— Begin —

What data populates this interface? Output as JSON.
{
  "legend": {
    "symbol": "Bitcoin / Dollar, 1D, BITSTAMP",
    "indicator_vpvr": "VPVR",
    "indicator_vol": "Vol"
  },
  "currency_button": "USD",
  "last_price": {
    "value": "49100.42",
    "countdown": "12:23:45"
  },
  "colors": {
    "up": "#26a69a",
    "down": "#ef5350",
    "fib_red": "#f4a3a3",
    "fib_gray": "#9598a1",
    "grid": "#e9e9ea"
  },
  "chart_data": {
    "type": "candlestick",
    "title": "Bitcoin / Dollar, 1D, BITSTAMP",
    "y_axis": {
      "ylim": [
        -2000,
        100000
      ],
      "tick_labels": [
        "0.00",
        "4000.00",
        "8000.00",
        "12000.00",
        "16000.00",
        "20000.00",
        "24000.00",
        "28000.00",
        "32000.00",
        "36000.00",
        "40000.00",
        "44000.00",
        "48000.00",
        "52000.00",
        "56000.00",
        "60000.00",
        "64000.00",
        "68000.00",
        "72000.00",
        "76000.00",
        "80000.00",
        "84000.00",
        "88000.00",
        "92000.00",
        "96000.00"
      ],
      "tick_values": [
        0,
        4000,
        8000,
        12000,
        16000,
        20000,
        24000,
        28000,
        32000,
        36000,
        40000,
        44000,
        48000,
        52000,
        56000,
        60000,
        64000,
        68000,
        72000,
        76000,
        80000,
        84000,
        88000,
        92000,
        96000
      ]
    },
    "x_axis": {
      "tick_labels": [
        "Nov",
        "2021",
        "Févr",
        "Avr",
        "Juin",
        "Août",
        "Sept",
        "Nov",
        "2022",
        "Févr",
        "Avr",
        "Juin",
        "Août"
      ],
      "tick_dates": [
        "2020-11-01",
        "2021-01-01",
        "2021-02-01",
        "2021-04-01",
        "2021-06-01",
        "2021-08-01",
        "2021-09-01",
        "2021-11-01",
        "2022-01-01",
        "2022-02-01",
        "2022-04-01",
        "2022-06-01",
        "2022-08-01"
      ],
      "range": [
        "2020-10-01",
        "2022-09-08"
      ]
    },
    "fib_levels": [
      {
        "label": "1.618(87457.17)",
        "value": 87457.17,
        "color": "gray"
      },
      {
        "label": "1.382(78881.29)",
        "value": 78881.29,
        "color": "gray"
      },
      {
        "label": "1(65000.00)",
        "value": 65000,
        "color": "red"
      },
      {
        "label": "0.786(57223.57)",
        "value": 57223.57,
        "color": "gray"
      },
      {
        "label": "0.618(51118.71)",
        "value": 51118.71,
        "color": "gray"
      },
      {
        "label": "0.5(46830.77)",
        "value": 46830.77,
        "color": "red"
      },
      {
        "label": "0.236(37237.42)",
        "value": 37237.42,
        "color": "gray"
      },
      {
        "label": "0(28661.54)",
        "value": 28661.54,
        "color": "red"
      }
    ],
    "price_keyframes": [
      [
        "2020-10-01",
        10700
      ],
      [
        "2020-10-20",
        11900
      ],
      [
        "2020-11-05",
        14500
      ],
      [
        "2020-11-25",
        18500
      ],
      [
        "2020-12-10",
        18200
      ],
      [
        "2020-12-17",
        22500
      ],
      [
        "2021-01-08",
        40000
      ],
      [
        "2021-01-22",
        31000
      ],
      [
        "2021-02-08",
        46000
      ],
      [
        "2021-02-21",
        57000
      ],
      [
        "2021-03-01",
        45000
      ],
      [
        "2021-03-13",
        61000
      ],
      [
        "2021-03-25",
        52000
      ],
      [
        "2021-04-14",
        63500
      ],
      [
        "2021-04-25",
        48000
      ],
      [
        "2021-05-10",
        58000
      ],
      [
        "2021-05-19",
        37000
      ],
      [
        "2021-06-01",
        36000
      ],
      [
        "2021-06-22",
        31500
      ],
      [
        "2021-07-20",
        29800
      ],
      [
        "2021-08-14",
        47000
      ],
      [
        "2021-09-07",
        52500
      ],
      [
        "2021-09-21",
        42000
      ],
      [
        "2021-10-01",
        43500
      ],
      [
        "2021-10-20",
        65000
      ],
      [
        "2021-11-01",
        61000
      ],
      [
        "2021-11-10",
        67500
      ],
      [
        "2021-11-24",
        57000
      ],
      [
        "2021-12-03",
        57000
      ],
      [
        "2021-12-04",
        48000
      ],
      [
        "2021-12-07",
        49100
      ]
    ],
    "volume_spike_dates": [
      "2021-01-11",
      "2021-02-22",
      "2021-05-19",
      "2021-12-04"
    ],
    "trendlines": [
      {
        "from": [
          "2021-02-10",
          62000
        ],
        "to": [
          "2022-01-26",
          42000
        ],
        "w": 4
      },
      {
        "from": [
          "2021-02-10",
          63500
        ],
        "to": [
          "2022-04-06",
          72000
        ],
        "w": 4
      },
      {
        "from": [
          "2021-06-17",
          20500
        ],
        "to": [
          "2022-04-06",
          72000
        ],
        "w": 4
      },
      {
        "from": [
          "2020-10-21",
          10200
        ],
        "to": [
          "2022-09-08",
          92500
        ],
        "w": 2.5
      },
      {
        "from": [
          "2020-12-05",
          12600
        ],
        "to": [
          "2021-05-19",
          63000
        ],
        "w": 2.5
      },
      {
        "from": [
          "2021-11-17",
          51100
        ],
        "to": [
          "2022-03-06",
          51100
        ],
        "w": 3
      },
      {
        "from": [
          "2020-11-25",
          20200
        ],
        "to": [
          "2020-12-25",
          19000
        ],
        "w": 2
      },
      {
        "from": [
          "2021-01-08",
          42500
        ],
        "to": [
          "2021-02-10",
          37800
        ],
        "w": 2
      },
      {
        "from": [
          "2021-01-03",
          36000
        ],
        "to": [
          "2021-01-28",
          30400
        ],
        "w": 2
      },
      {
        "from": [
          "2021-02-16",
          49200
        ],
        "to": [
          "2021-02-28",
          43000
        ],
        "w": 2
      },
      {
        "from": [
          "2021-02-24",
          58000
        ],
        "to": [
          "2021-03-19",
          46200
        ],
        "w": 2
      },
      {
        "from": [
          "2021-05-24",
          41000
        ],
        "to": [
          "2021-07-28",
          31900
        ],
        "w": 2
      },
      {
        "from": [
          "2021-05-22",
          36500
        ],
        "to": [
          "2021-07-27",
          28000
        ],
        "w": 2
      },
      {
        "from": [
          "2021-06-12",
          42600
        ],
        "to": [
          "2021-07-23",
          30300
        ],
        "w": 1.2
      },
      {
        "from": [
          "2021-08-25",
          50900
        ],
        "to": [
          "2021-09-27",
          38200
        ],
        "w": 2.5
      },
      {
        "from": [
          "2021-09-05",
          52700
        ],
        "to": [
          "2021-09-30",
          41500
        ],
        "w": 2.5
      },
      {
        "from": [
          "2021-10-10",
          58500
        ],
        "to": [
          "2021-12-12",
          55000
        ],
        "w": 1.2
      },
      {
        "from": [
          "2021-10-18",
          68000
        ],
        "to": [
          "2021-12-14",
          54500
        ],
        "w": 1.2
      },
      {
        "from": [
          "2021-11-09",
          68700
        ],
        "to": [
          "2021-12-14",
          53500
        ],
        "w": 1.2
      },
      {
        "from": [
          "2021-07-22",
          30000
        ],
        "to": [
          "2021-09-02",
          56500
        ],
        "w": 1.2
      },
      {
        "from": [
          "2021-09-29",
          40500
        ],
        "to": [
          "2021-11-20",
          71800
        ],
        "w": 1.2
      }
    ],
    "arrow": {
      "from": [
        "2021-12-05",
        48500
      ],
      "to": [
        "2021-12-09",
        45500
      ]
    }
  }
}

— End —
— Begin —

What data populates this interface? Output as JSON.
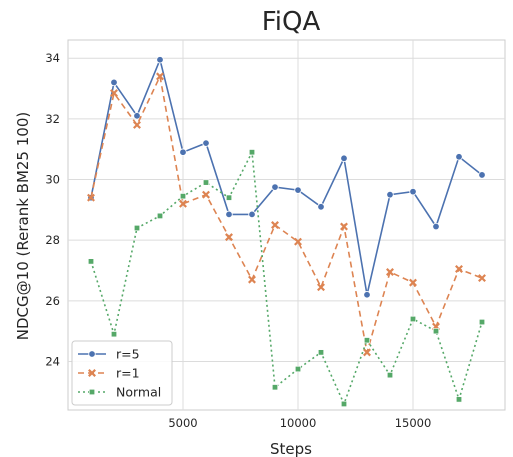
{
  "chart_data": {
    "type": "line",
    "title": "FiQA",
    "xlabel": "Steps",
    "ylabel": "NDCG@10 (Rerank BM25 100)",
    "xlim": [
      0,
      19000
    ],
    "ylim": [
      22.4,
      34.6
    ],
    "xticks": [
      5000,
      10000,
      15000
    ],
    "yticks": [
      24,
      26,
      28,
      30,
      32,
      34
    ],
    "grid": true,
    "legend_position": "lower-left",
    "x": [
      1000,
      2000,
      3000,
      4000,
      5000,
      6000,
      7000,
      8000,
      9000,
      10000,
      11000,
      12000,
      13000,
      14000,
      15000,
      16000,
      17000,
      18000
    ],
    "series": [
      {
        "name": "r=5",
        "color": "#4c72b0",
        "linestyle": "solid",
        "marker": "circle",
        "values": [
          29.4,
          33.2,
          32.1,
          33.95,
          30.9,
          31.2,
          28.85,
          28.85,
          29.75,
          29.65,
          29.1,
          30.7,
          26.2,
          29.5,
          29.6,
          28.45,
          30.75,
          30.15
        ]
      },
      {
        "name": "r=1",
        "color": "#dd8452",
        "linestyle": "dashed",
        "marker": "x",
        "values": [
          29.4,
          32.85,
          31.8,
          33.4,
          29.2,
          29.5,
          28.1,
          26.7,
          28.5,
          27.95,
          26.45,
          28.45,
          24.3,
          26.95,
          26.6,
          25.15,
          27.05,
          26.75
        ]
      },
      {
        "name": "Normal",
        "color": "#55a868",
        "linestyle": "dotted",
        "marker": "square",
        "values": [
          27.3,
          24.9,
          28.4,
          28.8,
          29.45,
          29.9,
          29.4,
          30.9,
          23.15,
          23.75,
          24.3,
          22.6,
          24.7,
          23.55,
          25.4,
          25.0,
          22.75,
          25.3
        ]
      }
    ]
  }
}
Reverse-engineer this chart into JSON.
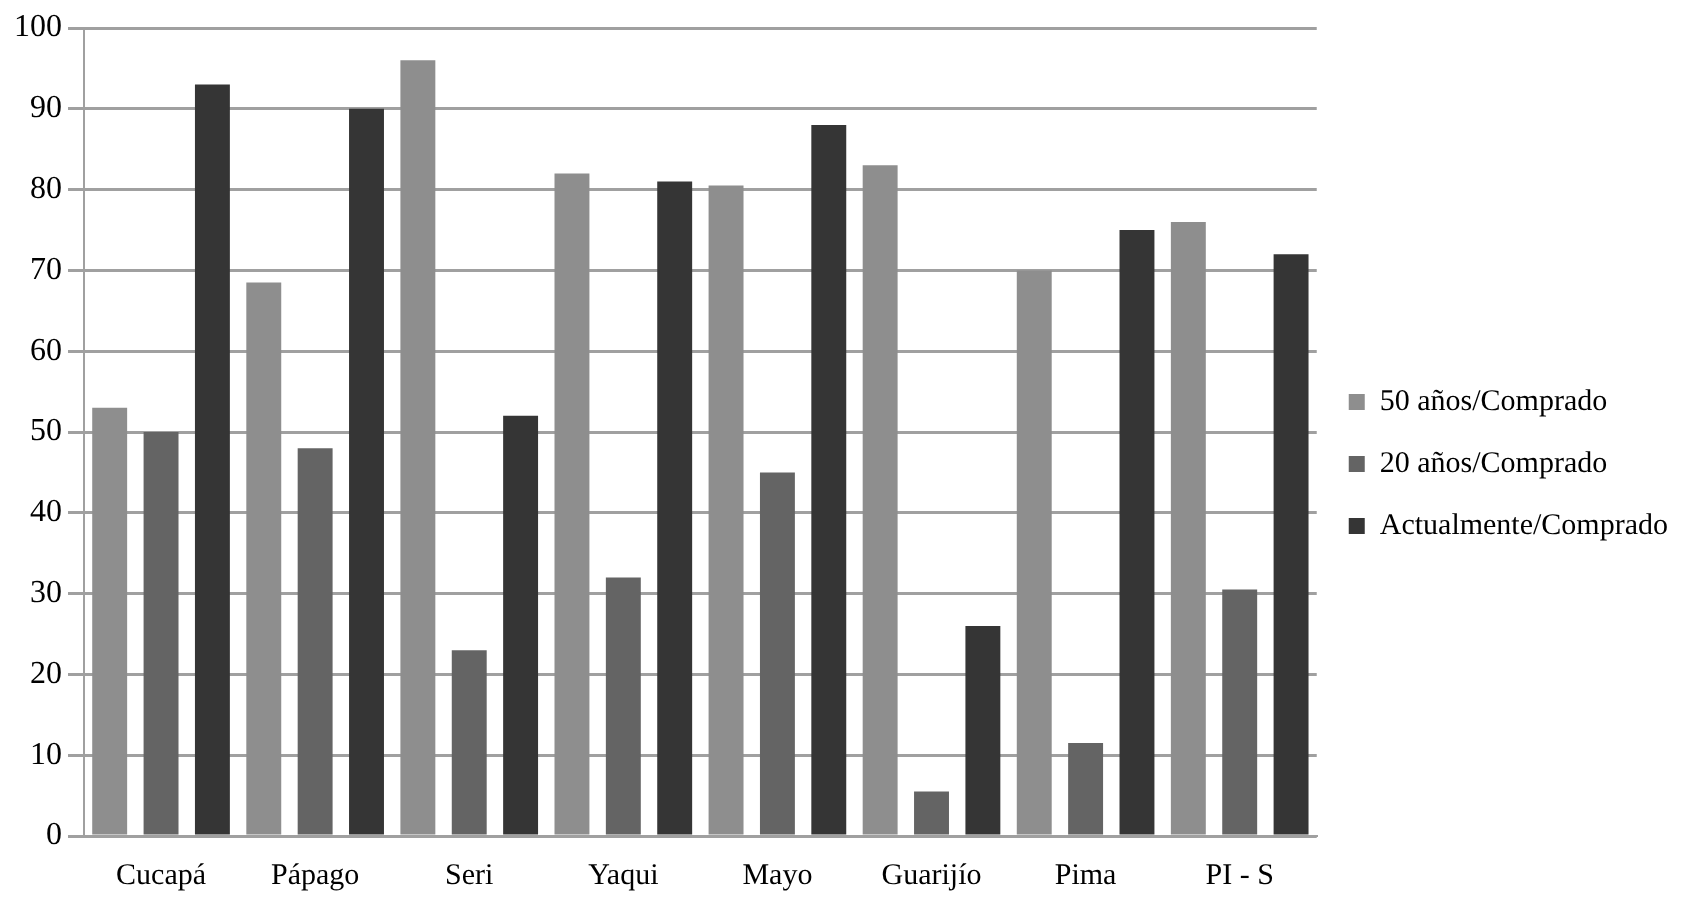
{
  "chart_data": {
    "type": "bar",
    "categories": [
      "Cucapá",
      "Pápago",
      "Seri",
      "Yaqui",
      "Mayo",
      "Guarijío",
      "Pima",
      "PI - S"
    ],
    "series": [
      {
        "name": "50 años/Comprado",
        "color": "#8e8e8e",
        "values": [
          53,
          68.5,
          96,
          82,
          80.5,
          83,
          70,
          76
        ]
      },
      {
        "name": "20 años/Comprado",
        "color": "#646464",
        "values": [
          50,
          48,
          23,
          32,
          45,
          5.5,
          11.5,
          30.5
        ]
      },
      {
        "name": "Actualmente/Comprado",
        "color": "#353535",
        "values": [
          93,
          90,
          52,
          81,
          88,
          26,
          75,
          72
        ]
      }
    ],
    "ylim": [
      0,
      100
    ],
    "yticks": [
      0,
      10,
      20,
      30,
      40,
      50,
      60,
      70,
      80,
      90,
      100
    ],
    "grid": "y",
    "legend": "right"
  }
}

— End —

Given exercise: Copy every line of the entries above in which "type" occurs.

In response:
    "type": "candlestick",
    "type": "line",
    "type": "bar",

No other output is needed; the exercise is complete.